> [TASK] Search the material below for the string "англичанинът" and list each line that holds it.

> [Dataset records]
● ● ● ● ● ● ●

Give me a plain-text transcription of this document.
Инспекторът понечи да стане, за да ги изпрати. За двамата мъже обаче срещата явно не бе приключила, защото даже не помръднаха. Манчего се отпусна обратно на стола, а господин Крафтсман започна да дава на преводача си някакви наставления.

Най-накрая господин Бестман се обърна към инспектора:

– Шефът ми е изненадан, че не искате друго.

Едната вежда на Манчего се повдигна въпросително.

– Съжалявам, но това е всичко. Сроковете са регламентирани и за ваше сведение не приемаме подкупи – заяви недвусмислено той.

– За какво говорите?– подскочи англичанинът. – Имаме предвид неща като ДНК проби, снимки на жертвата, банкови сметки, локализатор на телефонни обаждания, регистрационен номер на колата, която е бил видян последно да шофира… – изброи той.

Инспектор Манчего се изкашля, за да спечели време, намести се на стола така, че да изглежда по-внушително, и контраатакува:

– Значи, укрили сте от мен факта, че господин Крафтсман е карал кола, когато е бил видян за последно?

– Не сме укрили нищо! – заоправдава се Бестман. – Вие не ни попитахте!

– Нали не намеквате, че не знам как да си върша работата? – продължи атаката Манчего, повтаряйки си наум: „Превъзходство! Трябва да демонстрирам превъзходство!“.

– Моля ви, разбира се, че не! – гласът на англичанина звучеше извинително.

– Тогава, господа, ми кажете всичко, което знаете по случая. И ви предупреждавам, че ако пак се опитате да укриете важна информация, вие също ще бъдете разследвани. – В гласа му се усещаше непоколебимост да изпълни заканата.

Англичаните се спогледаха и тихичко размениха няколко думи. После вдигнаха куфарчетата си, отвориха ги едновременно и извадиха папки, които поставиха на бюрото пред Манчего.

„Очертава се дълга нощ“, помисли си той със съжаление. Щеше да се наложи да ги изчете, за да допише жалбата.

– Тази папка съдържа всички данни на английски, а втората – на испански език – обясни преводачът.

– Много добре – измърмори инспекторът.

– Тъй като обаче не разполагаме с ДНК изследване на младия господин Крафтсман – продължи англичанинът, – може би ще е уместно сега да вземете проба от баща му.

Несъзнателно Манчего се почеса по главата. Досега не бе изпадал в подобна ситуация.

● ● ● ● ● ● ●

> [ANSWER]
– За какво говорите?– подскочи англичанинът. – Имаме предвид неща като ДНК проби, снимки на жертвата, банкови сметки, локализатор на телефонни обаждания, регистрационен номер на колата, която е бил видян последно да шофира… – изброи той.
– Тъй като обаче не разполагаме с ДНК изследване на младия господин Крафтсман – продължи англичанинът, – може би ще е уместно сега да вземете проба от баща му.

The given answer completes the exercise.